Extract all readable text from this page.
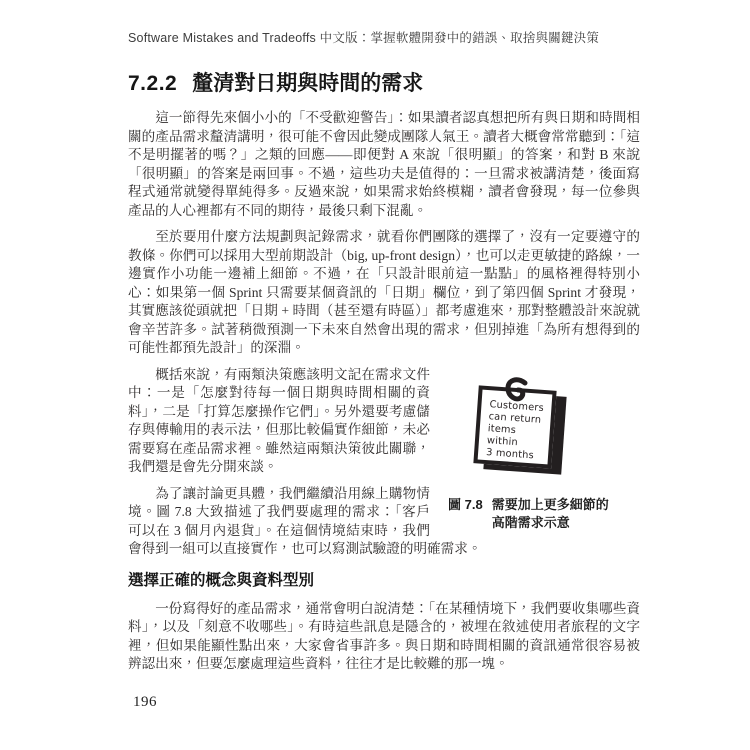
Software Mistakes and Tradeoffs 中文版：掌握軟體開發中的錯誤、取捨與關鍵決策
7.2.2 釐清對日期與時間的需求

這一節得先來個小小的「不受歡迎警告」：如果讀者認真想把所有與日期和時間相關的產品需求釐清講明，很可能不會因此變成團隊人氣王。讀者大概會常常聽到：「這不是明擺著的嗎？」之類的回應——即便對 A 來說「很明顯」的答案，和對 B 來說「很明顯」的答案是兩回事。不過，這些功夫是值得的：一旦需求被講清楚，後面寫程式通常就變得單純得多。反過來說，如果需求始終模糊，讀者會發現，每一位參與產品的人心裡都有不同的期待，最後只剩下混亂。

至於要用什麼方法規劃與記錄需求，就看你們團隊的選擇了，沒有一定要遵守的教條。你們可以採用大型前期設計（big, up-front design），也可以走更敏捷的路線，一邊實作小功能一邊補上細節。不過，在「只設計眼前這一點點」的風格裡得特別小心：如果第一個 Sprint 只需要某個資訊的「日期」欄位，到了第四個 Sprint 才發現，其實應該從頭就把「日期 + 時間（甚至還有時區）」都考慮進來，那對整體設計來說就會辛苦許多。試著稍微預測一下未來自然會出現的需求，但別掉進「為所有想得到的可能性都預先設計」的深淵。

Customers
can return
items within
3 months
圖 7.8 需要加上更多細節的
高階需求示意

概括來說，有兩類決策應該明文記在需求文件中：一是「怎麼對待每一個日期與時間相關的資料」，二是「打算怎麼操作它們」。另外還要考慮儲存與傳輸用的表示法，但那比較偏實作細節，未必需要寫在產品需求裡。雖然這兩類決策彼此關聯，我們還是會先分開來談。

為了讓討論更具體，我們繼續沿用線上購物情境。圖 7.8 大致描述了我們要處理的需求：「客戶可以在 3 個月內退貨」。在這個情境結束時，我們會得到一組可以直接實作，也可以寫測試驗證的明確需求。

選擇正確的概念與資料型別

一份寫得好的產品需求，通常會明白說清楚：「在某種情境下，我們要收集哪些資料」，以及「刻意不收哪些」。有時這些訊息是隱含的，被埋在敘述使用者旅程的文字裡，但如果能顯性點出來，大家會省事許多。與日期和時間相關的資訊通常很容易被辨認出來，但要怎麼處理這些資料，往往才是比較難的那一塊。

196
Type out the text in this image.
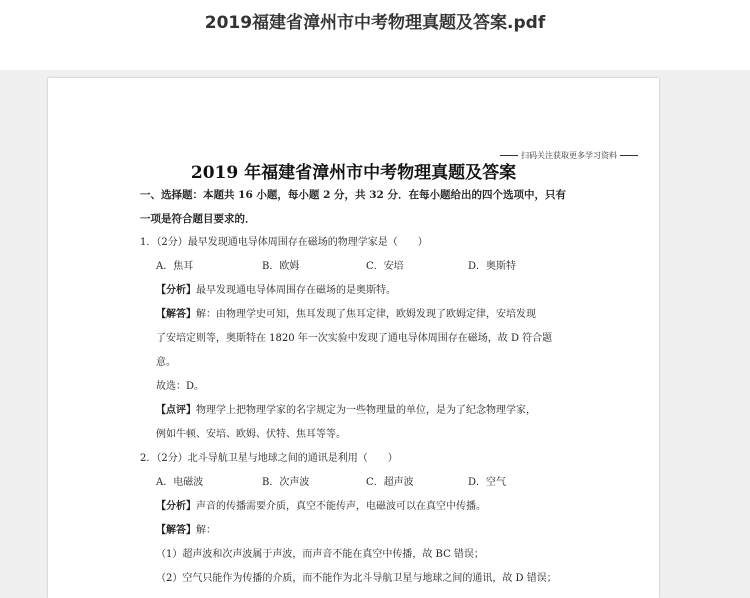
2019福建省漳州市中考物理真题及答案.pdf
扫码关注获取更多学习资料
2019 年福建省漳州市中考物理真题及答案
一、选择题：本题共 16 小题，每小题 2 分，共 32 分．在每小题给出的四个选项中，只有
一项是符合题目要求的．
1．（2分）最早发现通电导体周围存在磁场的物理学家是（　　）
A．焦耳	B．欧姆	C．安培	D．奥斯特
【分析】最早发现通电导体周围存在磁场的是奥斯特。
【解答】解：由物理学史可知，焦耳发现了焦耳定律，欧姆发现了欧姆定律，安培发现
了安培定则等，奥斯特在 1820 年一次实验中发现了通电导体周围存在磁场，故 D 符合题
意。
故选：D。
【点评】物理学上把物理学家的名字规定为一些物理量的单位，是为了纪念物理学家，
例如牛顿、安培、欧姆、伏特、焦耳等等。
2．（2分）北斗导航卫星与地球之间的通讯是利用（　　）
A．电磁波	B．次声波	C．超声波	D．空气
【分析】声音的传播需要介质，真空不能传声，电磁波可以在真空中传播。
【解答】解：
（1）超声波和次声波属于声波，而声音不能在真空中传播，故 BC 错误；
（2）空气只能作为传播的介质，而不能作为北斗导航卫星与地球之间的通讯，故 D 错误；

* Given problem:
Quote the records above in full, dropping each picture.

* The result:
Extract all readable text from this page.
Software Mistakes and Tradeoffs 中文版：掌握軟體開發中的錯誤、取捨與關鍵決策
7.2.2 釐清對日期與時間的需求

這一節得先來個小小的「不受歡迎警告」：如果讀者認真想把所有與日期和時間相關的產品需求釐清講明，很可能不會因此變成團隊人氣王。讀者大概會常常聽到：「這不是明擺著的嗎？」之類的回應——即便對 A 來說「很明顯」的答案，和對 B 來說「很明顯」的答案是兩回事。不過，這些功夫是值得的：一旦需求被講清楚，後面寫程式通常就變得單純得多。反過來說，如果需求始終模糊，讀者會發現，每一位參與產品的人心裡都有不同的期待，最後只剩下混亂。

至於要用什麼方法規劃與記錄需求，就看你們團隊的選擇了，沒有一定要遵守的教條。你們可以採用大型前期設計（big, up-front design），也可以走更敏捷的路線，一邊實作小功能一邊補上細節。不過，在「只設計眼前這一點點」的風格裡得特別小心：如果第一個 Sprint 只需要某個資訊的「日期」欄位，到了第四個 Sprint 才發現，其實應該從頭就把「日期 + 時間（甚至還有時區）」都考慮進來，那對整體設計來說就會辛苦許多。試著稍微預測一下未來自然會出現的需求，但別掉進「為所有想得到的可能性都預先設計」的深淵。

Customers
can return
items within
3 months
圖 7.8 需要加上更多細節的
高階需求示意

概括來說，有兩類決策應該明文記在需求文件中：一是「怎麼對待每一個日期與時間相關的資料」，二是「打算怎麼操作它們」。另外還要考慮儲存與傳輸用的表示法，但那比較偏實作細節，未必需要寫在產品需求裡。雖然這兩類決策彼此關聯，我們還是會先分開來談。

為了讓討論更具體，我們繼續沿用線上購物情境。圖 7.8 大致描述了我們要處理的需求：「客戶可以在 3 個月內退貨」。在這個情境結束時，我們會得到一組可以直接實作，也可以寫測試驗證的明確需求。

選擇正確的概念與資料型別

一份寫得好的產品需求，通常會明白說清楚：「在某種情境下，我們要收集哪些資料」，以及「刻意不收哪些」。有時這些訊息是隱含的，被埋在敘述使用者旅程的文字裡，但如果能顯性點出來，大家會省事許多。與日期和時間相關的資訊通常很容易被辨認出來，但要怎麼處理這些資料，往往才是比較難的那一塊。

196
Type out the text in this image.
2019福建省漳州市中考物理真题及答案.pdf
扫码关注获取更多学习资料
2019 年福建省漳州市中考物理真题及答案
一、选择题：本题共 16 小题，每小题 2 分，共 32 分．在每小题给出的四个选项中，只有
一项是符合题目要求的．
1．（2分）最早发现通电导体周围存在磁场的物理学家是（　　）
A．焦耳	B．欧姆	C．安培	D．奥斯特
【分析】最早发现通电导体周围存在磁场的是奥斯特。
【解答】解：由物理学史可知，焦耳发现了焦耳定律，欧姆发现了欧姆定律，安培发现
了安培定则等，奥斯特在 1820 年一次实验中发现了通电导体周围存在磁场，故 D 符合题
意。
故选：D。
【点评】物理学上把物理学家的名字规定为一些物理量的单位，是为了纪念物理学家，
例如牛顿、安培、欧姆、伏特、焦耳等等。
2．（2分）北斗导航卫星与地球之间的通讯是利用（　　）
A．电磁波	B．次声波	C．超声波	D．空气
【分析】声音的传播需要介质，真空不能传声，电磁波可以在真空中传播。
【解答】解：
（1）超声波和次声波属于声波，而声音不能在真空中传播，故 BC 错误；
（2）空气只能作为传播的介质，而不能作为北斗导航卫星与地球之间的通讯，故 D 错误；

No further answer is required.